## [DIRECTIONS FOR THIS TASK]
For the copy, please give all of the data again exactly and leave the pictures out.

#### RECORDS SHOWN

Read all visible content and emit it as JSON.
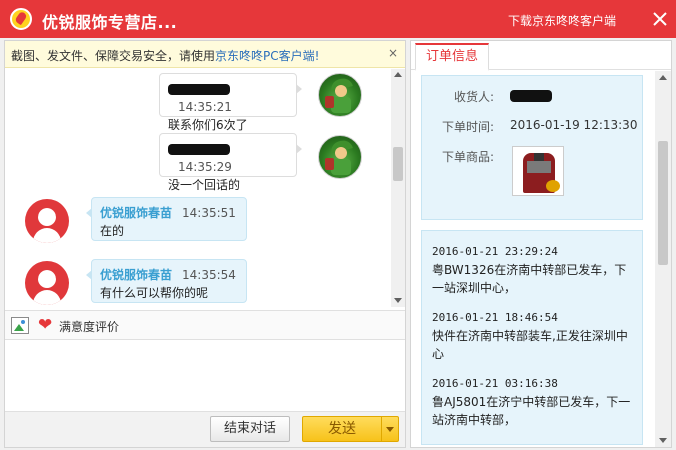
{
  "window": {
    "title": "优锐服饰专营店...",
    "download_link": "下载京东咚咚客户端",
    "accent_color": "#e6373a"
  },
  "notice": {
    "text": "截图、发文件、保障交易安全，请使用",
    "link_text": "京东咚咚PC客户端!",
    "close": "×"
  },
  "messages": [
    {
      "sender": "customer",
      "time": "14:35:21",
      "text": "联系你们6次了"
    },
    {
      "sender": "customer",
      "time": "14:35:29",
      "text": "没一个回话的"
    },
    {
      "sender": "agent",
      "name": "优锐服饰春苗",
      "time": "14:35:51",
      "text": "在的"
    },
    {
      "sender": "agent",
      "name": "优锐服饰春苗",
      "time": "14:35:54",
      "text": "有什么可以帮你的呢"
    }
  ],
  "toolbar": {
    "image_icon": "image-icon",
    "heart_icon": "heart-icon",
    "rating_label": "满意度评价"
  },
  "buttons": {
    "end_chat": "结束对话",
    "send": "发送"
  },
  "right_panel": {
    "tab_label": "订单信息",
    "order": {
      "recipient_label": "收货人:",
      "time_label": "下单时间:",
      "time_value": "2016-01-19 12:13:30",
      "product_label": "下单商品:"
    },
    "logistics": [
      {
        "time": "2016-01-21 23:29:24",
        "text": "粤BW1326在济南中转部已发车，下一站深圳中心，"
      },
      {
        "time": "2016-01-21 18:46:54",
        "text": "快件在济南中转部装车,正发往深圳中心"
      },
      {
        "time": "2016-01-21 03:16:38",
        "text": "鲁AJ5801在济宁中转部已发车，下一站济南中转部，"
      }
    ]
  }
}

########

## [EXPECTED ANSWER]
Read all visible content and emit it as JSON.
{
  "window": {
    "title": "优锐服饰专营店...",
    "download_link": "下载京东咚咚客户端",
    "accent_color": "#e6373a"
  },
  "notice": {
    "text": "截图、发文件、保障交易安全，请使用",
    "link_text": "京东咚咚PC客户端!",
    "close": "×"
  },
  "messages": [
    {
      "sender": "customer",
      "time": "14:35:21",
      "text": "联系你们6次了"
    },
    {
      "sender": "customer",
      "time": "14:35:29",
      "text": "没一个回话的"
    },
    {
      "sender": "agent",
      "name": "优锐服饰春苗",
      "time": "14:35:51",
      "text": "在的"
    },
    {
      "sender": "agent",
      "name": "优锐服饰春苗",
      "time": "14:35:54",
      "text": "有什么可以帮你的呢"
    }
  ],
  "toolbar": {
    "image_icon": "image-icon",
    "heart_icon": "heart-icon",
    "rating_label": "满意度评价"
  },
  "buttons": {
    "end_chat": "结束对话",
    "send": "发送"
  },
  "right_panel": {
    "tab_label": "订单信息",
    "order": {
      "recipient_label": "收货人:",
      "time_label": "下单时间:",
      "time_value": "2016-01-19 12:13:30",
      "product_label": "下单商品:"
    },
    "logistics": [
      {
        "time": "2016-01-21 23:29:24",
        "text": "粤BW1326在济南中转部已发车，下一站深圳中心，"
      },
      {
        "time": "2016-01-21 18:46:54",
        "text": "快件在济南中转部装车,正发往深圳中心"
      },
      {
        "time": "2016-01-21 03:16:38",
        "text": "鲁AJ5801在济宁中转部已发车，下一站济南中转部，"
      }
    ]
  }
}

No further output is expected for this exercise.